__Records for the exercise__
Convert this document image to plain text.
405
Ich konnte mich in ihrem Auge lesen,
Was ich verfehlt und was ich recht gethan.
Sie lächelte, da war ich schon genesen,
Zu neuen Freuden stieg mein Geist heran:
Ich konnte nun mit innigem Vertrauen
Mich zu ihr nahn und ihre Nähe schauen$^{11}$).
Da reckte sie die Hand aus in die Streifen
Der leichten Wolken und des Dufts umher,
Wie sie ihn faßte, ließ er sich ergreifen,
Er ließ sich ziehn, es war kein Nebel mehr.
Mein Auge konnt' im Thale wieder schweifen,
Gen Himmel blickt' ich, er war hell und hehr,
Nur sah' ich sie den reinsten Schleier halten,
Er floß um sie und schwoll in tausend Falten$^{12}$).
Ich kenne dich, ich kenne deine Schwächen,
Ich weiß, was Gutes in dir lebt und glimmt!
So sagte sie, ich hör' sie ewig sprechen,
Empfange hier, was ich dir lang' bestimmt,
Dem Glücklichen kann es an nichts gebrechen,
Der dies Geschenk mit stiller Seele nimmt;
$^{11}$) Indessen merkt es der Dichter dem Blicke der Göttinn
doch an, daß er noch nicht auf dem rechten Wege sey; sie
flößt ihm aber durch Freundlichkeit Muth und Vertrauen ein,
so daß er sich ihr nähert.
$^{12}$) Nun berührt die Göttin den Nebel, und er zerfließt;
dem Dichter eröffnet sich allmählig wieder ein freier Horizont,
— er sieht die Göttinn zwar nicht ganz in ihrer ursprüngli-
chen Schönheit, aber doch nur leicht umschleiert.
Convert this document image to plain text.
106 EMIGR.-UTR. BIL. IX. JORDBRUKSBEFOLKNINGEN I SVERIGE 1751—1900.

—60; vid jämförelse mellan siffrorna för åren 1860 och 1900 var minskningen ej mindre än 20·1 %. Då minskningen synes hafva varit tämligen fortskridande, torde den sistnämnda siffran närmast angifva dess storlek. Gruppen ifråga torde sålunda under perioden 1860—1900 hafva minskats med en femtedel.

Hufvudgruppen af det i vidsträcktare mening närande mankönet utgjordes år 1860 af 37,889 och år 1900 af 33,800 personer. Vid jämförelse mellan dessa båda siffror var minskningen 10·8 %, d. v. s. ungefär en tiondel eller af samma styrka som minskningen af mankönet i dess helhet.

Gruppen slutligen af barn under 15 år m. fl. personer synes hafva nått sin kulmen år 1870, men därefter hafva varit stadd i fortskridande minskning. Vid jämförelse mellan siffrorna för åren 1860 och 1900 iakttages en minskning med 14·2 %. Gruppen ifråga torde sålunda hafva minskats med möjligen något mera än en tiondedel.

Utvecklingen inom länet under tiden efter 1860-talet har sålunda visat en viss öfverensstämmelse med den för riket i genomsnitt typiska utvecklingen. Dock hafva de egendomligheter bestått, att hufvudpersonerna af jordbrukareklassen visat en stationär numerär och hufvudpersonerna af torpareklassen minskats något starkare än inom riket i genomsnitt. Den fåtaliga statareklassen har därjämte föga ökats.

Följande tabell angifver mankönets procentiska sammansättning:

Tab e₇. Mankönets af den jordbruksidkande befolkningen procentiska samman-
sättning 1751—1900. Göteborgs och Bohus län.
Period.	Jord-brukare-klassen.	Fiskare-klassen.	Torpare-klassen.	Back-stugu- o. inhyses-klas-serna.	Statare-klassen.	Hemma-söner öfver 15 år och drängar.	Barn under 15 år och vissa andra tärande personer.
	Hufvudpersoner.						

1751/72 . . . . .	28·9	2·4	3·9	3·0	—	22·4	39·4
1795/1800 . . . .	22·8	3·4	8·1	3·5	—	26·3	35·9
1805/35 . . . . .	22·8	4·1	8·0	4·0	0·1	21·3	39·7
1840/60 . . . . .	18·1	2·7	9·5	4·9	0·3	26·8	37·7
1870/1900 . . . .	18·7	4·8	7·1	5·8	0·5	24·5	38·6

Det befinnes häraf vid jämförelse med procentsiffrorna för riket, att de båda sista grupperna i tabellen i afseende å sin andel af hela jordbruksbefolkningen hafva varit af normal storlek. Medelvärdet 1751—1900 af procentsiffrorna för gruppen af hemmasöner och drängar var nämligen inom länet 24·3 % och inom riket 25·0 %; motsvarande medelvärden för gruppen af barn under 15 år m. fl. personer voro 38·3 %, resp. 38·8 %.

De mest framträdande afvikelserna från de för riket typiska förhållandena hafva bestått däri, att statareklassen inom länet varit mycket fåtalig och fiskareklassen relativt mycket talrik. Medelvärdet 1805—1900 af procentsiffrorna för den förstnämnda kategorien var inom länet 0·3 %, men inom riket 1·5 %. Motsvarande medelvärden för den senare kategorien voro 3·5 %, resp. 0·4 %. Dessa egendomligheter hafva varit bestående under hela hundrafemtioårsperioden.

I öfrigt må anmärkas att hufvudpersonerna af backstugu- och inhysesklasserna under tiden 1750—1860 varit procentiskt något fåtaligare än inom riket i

__What you are asked to do__
Write out every line of the data that holds the word "Dichter".

__Result below__
$^{11}$) Indessen merkt es der Dichter dem Blicke der Göttinn
dem Dichter eröffnet sich allmählig wieder ein freier Horizont,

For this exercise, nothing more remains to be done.